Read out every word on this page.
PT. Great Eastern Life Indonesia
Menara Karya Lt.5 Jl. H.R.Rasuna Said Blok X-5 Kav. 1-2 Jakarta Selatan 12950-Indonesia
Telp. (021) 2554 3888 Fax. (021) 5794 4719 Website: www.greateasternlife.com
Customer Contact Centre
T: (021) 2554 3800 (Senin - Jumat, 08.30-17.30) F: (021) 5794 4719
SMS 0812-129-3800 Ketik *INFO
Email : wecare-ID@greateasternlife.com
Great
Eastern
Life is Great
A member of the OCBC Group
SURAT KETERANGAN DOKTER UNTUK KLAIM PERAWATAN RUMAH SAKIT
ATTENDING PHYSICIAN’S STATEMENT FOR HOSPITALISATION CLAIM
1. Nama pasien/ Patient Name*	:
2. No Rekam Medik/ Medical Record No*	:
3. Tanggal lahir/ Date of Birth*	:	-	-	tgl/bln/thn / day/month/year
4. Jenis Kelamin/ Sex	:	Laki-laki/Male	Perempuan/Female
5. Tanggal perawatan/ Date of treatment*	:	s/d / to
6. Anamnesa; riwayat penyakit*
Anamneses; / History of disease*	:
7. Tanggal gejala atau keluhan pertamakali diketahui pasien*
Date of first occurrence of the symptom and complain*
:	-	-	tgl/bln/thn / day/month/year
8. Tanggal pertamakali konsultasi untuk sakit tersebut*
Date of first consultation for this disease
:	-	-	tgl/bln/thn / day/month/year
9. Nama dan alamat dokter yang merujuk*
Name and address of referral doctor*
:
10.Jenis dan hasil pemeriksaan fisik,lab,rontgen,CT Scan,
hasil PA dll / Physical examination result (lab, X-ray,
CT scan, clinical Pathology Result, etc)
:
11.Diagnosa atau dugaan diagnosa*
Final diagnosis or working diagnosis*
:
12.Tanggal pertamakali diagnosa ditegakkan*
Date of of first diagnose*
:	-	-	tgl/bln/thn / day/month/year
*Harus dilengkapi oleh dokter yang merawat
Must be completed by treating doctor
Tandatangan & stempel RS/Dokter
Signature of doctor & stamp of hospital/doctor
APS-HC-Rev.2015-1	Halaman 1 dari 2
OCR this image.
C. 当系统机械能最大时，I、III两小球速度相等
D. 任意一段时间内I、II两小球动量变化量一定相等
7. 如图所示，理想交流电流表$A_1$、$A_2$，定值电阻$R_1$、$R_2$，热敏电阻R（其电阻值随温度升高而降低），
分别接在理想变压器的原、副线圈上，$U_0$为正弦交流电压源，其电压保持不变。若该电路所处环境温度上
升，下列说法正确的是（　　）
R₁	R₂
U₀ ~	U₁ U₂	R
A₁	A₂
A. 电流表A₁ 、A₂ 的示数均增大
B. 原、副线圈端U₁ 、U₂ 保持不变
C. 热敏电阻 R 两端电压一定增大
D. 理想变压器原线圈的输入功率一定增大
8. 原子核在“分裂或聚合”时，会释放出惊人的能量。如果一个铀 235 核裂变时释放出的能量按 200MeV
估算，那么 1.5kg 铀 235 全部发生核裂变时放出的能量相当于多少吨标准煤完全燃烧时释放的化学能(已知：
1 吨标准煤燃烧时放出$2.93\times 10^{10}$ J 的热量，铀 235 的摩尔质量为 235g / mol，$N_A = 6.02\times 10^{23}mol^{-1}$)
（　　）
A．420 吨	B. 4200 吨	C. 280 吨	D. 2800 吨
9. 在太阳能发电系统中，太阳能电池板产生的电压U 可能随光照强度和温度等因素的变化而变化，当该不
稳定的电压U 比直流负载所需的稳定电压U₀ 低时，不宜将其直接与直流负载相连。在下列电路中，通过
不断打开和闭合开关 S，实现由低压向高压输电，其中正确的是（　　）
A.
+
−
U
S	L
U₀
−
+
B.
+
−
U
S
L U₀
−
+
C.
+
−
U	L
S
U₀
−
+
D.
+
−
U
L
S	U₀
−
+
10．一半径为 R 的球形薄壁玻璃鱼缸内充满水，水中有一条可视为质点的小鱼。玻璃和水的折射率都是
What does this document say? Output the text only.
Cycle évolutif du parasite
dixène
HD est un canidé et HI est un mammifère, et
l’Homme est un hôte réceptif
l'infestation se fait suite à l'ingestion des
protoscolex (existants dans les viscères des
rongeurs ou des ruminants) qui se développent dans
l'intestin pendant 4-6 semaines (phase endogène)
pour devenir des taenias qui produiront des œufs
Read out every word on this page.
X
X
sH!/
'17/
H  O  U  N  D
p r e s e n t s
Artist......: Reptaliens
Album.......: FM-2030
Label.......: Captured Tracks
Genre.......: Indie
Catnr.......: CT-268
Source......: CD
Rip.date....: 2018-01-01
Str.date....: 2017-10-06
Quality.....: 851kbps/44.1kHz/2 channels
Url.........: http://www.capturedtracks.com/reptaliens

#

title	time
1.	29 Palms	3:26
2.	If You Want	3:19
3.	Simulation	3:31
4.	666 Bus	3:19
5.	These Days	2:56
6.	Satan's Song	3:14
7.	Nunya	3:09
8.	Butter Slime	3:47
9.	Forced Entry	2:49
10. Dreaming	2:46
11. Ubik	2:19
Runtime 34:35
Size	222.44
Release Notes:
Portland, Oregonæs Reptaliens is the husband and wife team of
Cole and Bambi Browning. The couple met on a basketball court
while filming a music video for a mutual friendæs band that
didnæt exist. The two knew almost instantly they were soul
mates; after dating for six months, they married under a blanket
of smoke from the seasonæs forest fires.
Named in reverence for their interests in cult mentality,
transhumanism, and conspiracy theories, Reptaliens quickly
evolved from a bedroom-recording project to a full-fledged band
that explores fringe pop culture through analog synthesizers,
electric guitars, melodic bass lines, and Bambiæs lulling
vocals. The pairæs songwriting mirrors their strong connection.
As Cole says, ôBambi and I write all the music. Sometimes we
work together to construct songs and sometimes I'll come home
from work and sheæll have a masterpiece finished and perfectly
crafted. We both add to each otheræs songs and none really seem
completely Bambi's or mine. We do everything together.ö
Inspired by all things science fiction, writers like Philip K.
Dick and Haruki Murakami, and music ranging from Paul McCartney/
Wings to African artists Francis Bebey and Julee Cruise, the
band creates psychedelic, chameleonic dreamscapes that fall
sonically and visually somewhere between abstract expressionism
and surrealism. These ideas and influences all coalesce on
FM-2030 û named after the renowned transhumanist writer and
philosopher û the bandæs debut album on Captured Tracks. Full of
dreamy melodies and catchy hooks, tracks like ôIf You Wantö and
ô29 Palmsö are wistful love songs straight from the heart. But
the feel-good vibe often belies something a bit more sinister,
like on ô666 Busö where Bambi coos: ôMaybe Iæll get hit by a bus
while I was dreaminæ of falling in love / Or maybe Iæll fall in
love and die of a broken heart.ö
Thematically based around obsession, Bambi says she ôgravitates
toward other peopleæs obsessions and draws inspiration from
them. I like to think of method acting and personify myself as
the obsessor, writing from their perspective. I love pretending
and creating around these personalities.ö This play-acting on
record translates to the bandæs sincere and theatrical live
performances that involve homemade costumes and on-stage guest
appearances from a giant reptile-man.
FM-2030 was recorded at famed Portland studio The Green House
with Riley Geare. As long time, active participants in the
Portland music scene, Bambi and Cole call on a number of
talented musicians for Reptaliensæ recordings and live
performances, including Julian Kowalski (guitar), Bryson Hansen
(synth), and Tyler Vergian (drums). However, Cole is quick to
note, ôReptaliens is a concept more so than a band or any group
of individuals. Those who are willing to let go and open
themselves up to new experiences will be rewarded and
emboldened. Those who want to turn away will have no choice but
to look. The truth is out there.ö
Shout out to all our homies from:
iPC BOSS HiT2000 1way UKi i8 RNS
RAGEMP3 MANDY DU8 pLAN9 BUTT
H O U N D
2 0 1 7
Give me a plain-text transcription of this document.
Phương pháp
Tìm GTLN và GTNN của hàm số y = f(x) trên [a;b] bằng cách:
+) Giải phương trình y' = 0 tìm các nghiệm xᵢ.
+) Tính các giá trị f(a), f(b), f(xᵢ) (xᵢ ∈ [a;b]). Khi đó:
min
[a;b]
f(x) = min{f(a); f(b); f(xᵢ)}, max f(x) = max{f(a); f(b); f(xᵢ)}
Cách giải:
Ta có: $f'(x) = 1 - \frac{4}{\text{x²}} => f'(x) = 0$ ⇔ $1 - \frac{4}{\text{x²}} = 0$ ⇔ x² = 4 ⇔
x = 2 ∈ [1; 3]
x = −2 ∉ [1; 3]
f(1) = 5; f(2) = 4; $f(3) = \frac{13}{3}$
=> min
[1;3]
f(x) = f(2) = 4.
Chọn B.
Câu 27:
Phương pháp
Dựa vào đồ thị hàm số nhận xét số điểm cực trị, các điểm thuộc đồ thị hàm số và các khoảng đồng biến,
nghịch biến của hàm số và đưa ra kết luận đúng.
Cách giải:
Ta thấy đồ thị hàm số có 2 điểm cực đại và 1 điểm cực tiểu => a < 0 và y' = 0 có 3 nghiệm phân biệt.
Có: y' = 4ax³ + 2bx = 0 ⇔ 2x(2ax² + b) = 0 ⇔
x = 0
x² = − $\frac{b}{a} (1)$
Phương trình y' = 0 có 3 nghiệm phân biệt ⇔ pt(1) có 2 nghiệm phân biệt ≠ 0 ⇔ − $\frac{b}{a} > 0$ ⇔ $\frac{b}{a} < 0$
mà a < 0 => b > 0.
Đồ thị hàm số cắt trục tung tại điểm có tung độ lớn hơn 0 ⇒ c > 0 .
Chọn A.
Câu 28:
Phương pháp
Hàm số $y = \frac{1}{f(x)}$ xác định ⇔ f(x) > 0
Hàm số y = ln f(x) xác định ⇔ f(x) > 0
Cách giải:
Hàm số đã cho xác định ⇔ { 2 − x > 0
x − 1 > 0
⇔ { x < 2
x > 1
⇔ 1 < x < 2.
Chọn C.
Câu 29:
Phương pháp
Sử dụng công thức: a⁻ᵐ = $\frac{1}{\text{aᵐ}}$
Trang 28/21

━━━━━━━━━━━━━━━━━━━━━━━━━━━━━━

WORK REQUIRED -
Show every line where the string "heart" appears.

EXERCISE SOLUTION -
ô29 Palmsö are wistful love songs straight from the heart. But
love and die of a broken heart.ö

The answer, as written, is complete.